# Records provided
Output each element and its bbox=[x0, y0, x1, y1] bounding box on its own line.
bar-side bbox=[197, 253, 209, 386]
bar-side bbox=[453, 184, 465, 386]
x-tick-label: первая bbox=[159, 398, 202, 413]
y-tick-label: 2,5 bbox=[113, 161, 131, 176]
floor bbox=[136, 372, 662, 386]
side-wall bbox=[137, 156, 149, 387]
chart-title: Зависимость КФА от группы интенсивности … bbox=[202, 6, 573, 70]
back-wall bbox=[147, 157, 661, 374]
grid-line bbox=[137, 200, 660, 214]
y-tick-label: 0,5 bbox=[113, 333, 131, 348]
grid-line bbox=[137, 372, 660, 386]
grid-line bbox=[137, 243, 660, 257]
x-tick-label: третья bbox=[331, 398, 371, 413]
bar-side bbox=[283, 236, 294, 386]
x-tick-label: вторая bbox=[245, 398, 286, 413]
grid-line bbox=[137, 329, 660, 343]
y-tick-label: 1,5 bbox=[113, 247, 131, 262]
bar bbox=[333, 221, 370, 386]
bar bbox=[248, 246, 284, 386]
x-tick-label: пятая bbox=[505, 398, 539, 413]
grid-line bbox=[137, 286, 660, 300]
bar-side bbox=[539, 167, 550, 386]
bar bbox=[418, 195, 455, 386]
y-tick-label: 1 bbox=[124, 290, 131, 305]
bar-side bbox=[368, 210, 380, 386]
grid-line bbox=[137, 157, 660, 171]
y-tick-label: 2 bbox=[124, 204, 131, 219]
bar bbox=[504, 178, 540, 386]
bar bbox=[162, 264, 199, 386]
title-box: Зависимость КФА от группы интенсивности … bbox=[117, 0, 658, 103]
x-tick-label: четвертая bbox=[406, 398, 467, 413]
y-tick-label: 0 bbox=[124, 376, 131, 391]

# Exercise objective
Please express every line of the material above as a JSON list of strings, one string per line, leaving out any blank lines.

# Answer for this exercise
[
  "Output each element and its bbox=[x0, y0, x1, y1] bounding box on its own line.",
  "bar-side bbox=[197, 253, 209, 386]",
  "bar-side bbox=[453, 184, 465, 386]",
  "x-tick-label: первая bbox=[159, 398, 202, 413]",
  "y-tick-label: 2,5 bbox=[113, 161, 131, 176]",
  "floor bbox=[136, 372, 662, 386]",
  "side-wall bbox=[137, 156, 149, 387]",
  "chart-title: Зависимость КФА от группы интенсивности … bbox=[202, 6, 573, 70]",
  "back-wall bbox=[147, 157, 661, 374]",
  "grid-line bbox=[137, 200, 660, 214]",
  "y-tick-label: 0,5 bbox=[113, 333, 131, 348]",
  "grid-line bbox=[137, 372, 660, 386]",
  "grid-line bbox=[137, 243, 660, 257]",
  "x-tick-label: третья bbox=[331, 398, 371, 413]",
  "bar-side bbox=[283, 236, 294, 386]",
  "x-tick-label: вторая bbox=[245, 398, 286, 413]",
  "grid-line bbox=[137, 329, 660, 343]",
  "y-tick-label: 1,5 bbox=[113, 247, 131, 262]",
  "bar bbox=[333, 221, 370, 386]",
  "bar bbox=[248, 246, 284, 386]",
  "x-tick-label: пятая bbox=[505, 398, 539, 413]",
  "grid-line bbox=[137, 286, 660, 300]",
  "bar-side bbox=[539, 167, 550, 386]",
  "bar bbox=[418, 195, 455, 386]",
  "y-tick-label: 1 bbox=[124, 290, 131, 305]",
  "bar-side bbox=[368, 210, 380, 386]",
  "grid-line bbox=[137, 157, 660, 171]",
  "y-tick-label: 2 bbox=[124, 204, 131, 219]",
  "bar bbox=[504, 178, 540, 386]",
  "bar bbox=[162, 264, 199, 386]",
  "title-box: Зависимость КФА от группы интенсивности … bbox=[117, 0, 658, 103]",
  "x-tick-label: четвертая bbox=[406, 398, 467, 413]",
  "y-tick-label: 0 bbox=[124, 376, 131, 391]"
]